Report only the number of lines that hold the word "name".

** Begin AVAILABLE RECORDS **

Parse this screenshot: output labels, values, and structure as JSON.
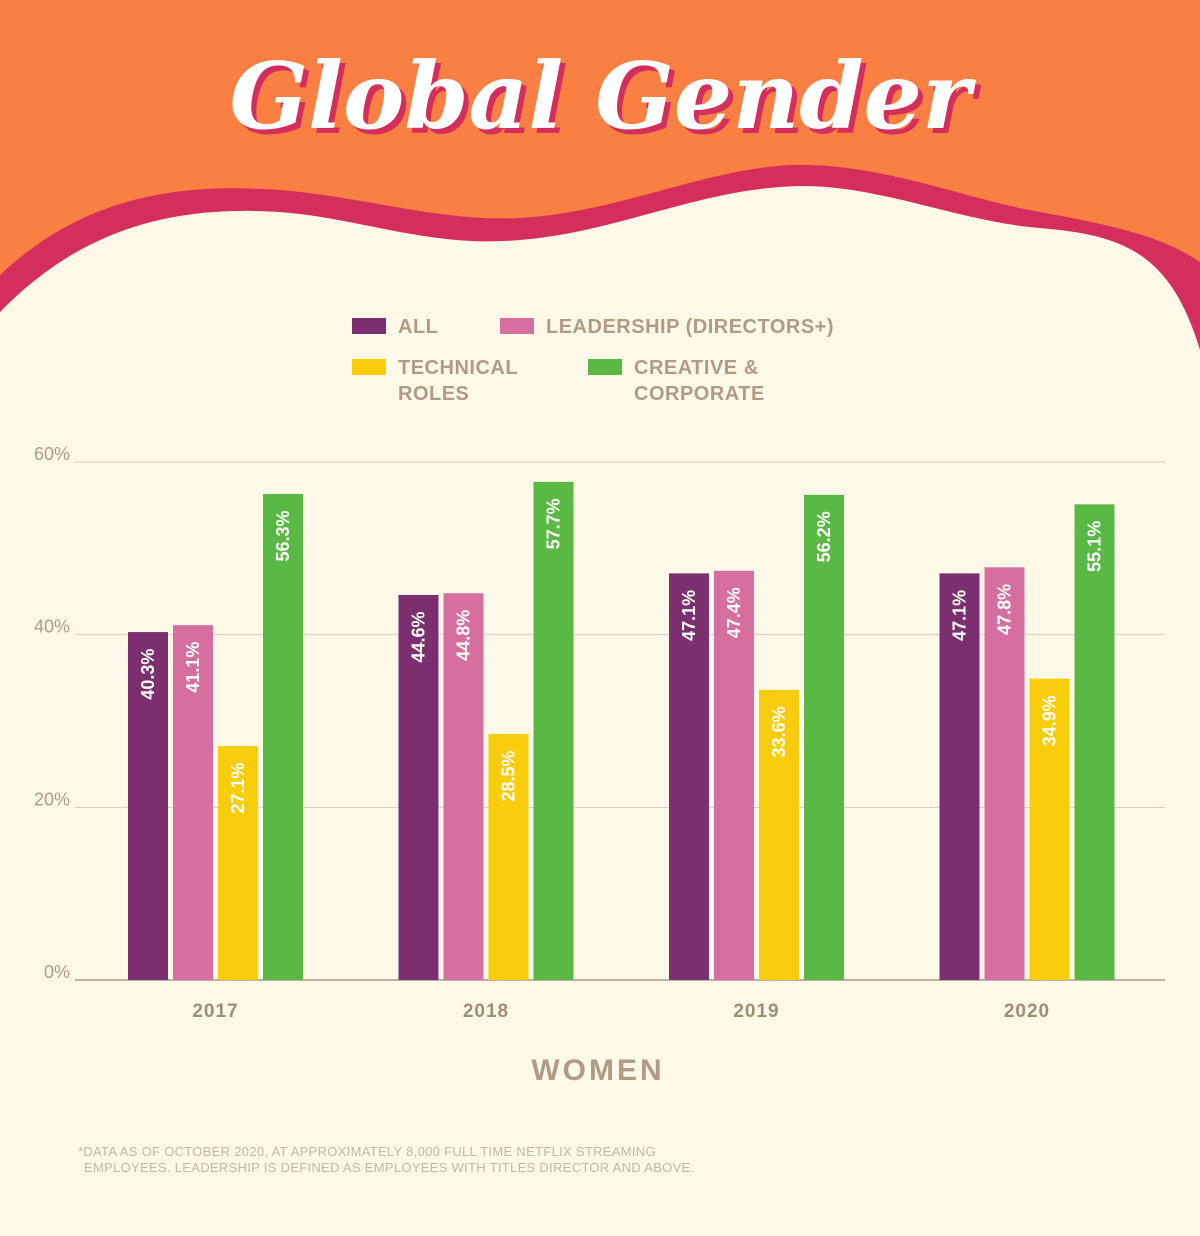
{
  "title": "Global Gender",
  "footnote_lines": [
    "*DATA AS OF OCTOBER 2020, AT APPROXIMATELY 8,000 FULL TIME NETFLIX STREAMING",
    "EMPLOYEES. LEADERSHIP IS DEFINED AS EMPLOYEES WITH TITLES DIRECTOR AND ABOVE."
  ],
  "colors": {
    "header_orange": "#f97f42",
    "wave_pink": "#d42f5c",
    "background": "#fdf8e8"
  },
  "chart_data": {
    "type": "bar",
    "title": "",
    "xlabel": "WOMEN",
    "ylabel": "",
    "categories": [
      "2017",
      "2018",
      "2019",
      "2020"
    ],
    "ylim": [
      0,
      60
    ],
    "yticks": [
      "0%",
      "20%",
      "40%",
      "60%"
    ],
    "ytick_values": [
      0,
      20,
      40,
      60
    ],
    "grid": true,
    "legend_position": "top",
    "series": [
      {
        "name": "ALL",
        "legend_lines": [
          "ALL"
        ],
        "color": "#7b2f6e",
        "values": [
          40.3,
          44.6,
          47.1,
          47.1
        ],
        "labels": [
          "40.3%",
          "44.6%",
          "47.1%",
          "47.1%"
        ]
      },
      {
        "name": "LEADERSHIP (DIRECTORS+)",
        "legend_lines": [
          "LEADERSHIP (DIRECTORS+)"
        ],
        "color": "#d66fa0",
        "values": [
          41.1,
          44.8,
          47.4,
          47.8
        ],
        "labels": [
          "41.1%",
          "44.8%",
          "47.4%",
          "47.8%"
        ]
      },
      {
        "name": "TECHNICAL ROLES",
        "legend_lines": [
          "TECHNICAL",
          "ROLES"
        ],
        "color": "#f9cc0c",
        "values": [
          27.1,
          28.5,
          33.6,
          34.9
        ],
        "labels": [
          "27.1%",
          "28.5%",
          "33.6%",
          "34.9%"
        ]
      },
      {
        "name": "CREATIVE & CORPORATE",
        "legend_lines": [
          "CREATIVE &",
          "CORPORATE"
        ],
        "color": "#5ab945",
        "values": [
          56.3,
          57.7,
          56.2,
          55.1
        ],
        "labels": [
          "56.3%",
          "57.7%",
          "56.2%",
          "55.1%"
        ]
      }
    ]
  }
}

** End AVAILABLE RECORDS **

## EXERCISE RESPONSE
4